— EXERCISE —
Reproduce all records exactly.

— DATASET RECORDS —
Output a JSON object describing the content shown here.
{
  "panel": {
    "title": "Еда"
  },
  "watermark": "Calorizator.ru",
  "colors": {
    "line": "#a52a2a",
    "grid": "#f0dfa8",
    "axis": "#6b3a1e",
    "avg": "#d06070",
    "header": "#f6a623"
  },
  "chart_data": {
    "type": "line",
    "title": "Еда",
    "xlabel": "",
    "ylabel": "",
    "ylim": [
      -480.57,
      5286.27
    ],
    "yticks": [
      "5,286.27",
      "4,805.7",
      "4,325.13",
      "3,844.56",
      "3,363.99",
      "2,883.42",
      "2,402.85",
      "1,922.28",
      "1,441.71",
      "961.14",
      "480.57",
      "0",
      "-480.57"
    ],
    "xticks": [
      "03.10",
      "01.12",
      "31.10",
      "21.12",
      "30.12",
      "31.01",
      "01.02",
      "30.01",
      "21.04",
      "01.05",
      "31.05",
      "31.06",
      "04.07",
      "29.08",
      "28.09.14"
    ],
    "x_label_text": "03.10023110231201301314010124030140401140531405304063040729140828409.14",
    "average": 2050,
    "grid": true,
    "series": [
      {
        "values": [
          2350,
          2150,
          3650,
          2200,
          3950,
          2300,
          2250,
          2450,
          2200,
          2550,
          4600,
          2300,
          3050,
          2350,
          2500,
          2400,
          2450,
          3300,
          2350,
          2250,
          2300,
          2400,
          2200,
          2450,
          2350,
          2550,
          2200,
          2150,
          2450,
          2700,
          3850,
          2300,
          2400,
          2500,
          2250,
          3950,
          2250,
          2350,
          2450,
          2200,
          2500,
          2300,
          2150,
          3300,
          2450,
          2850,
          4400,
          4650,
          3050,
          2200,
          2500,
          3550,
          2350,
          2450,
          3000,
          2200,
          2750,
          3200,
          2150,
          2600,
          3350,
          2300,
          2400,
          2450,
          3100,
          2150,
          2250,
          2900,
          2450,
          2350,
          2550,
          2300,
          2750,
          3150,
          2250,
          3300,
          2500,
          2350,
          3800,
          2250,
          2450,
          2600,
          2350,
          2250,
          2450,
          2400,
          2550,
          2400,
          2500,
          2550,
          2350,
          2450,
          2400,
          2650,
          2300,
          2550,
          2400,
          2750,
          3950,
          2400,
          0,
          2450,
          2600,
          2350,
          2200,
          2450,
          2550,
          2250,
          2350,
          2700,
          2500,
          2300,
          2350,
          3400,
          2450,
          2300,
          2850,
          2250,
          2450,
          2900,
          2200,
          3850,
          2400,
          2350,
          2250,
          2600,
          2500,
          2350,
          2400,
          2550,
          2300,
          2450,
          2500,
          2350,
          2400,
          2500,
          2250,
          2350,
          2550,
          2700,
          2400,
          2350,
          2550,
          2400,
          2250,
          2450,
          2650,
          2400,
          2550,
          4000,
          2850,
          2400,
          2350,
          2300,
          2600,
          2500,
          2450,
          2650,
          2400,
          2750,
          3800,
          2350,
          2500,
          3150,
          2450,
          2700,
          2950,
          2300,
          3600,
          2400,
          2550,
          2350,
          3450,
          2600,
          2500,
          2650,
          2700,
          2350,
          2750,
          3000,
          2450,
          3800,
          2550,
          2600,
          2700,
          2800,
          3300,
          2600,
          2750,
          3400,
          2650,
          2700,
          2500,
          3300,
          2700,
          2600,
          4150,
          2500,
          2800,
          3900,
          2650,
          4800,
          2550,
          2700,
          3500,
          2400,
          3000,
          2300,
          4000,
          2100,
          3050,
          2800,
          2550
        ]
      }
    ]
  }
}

— TASK RESULT —
Output a JSON object describing the content shown here.
{
  "panel": {
    "title": "Еда"
  },
  "watermark": "Calorizator.ru",
  "colors": {
    "line": "#a52a2a",
    "grid": "#f0dfa8",
    "axis": "#6b3a1e",
    "avg": "#d06070",
    "header": "#f6a623"
  },
  "chart_data": {
    "type": "line",
    "title": "Еда",
    "xlabel": "",
    "ylabel": "",
    "ylim": [
      -480.57,
      5286.27
    ],
    "yticks": [
      "5,286.27",
      "4,805.7",
      "4,325.13",
      "3,844.56",
      "3,363.99",
      "2,883.42",
      "2,402.85",
      "1,922.28",
      "1,441.71",
      "961.14",
      "480.57",
      "0",
      "-480.57"
    ],
    "xticks": [
      "03.10",
      "01.12",
      "31.10",
      "21.12",
      "30.12",
      "31.01",
      "01.02",
      "30.01",
      "21.04",
      "01.05",
      "31.05",
      "31.06",
      "04.07",
      "29.08",
      "28.09.14"
    ],
    "x_label_text": "03.10023110231201301314010124030140401140531405304063040729140828409.14",
    "average": 2050,
    "grid": true,
    "series": [
      {
        "values": [
          2350,
          2150,
          3650,
          2200,
          3950,
          2300,
          2250,
          2450,
          2200,
          2550,
          4600,
          2300,
          3050,
          2350,
          2500,
          2400,
          2450,
          3300,
          2350,
          2250,
          2300,
          2400,
          2200,
          2450,
          2350,
          2550,
          2200,
          2150,
          2450,
          2700,
          3850,
          2300,
          2400,
          2500,
          2250,
          3950,
          2250,
          2350,
          2450,
          2200,
          2500,
          2300,
          2150,
          3300,
          2450,
          2850,
          4400,
          4650,
          3050,
          2200,
          2500,
          3550,
          2350,
          2450,
          3000,
          2200,
          2750,
          3200,
          2150,
          2600,
          3350,
          2300,
          2400,
          2450,
          3100,
          2150,
          2250,
          2900,
          2450,
          2350,
          2550,
          2300,
          2750,
          3150,
          2250,
          3300,
          2500,
          2350,
          3800,
          2250,
          2450,
          2600,
          2350,
          2250,
          2450,
          2400,
          2550,
          2400,
          2500,
          2550,
          2350,
          2450,
          2400,
          2650,
          2300,
          2550,
          2400,
          2750,
          3950,
          2400,
          0,
          2450,
          2600,
          2350,
          2200,
          2450,
          2550,
          2250,
          2350,
          2700,
          2500,
          2300,
          2350,
          3400,
          2450,
          2300,
          2850,
          2250,
          2450,
          2900,
          2200,
          3850,
          2400,
          2350,
          2250,
          2600,
          2500,
          2350,
          2400,
          2550,
          2300,
          2450,
          2500,
          2350,
          2400,
          2500,
          2250,
          2350,
          2550,
          2700,
          2400,
          2350,
          2550,
          2400,
          2250,
          2450,
          2650,
          2400,
          2550,
          4000,
          2850,
          2400,
          2350,
          2300,
          2600,
          2500,
          2450,
          2650,
          2400,
          2750,
          3800,
          2350,
          2500,
          3150,
          2450,
          2700,
          2950,
          2300,
          3600,
          2400,
          2550,
          2350,
          3450,
          2600,
          2500,
          2650,
          2700,
          2350,
          2750,
          3000,
          2450,
          3800,
          2550,
          2600,
          2700,
          2800,
          3300,
          2600,
          2750,
          3400,
          2650,
          2700,
          2500,
          3300,
          2700,
          2600,
          4150,
          2500,
          2800,
          3900,
          2650,
          4800,
          2550,
          2700,
          3500,
          2400,
          3000,
          2300,
          4000,
          2100,
          3050,
          2800,
          2550
        ]
      }
    ]
  }
}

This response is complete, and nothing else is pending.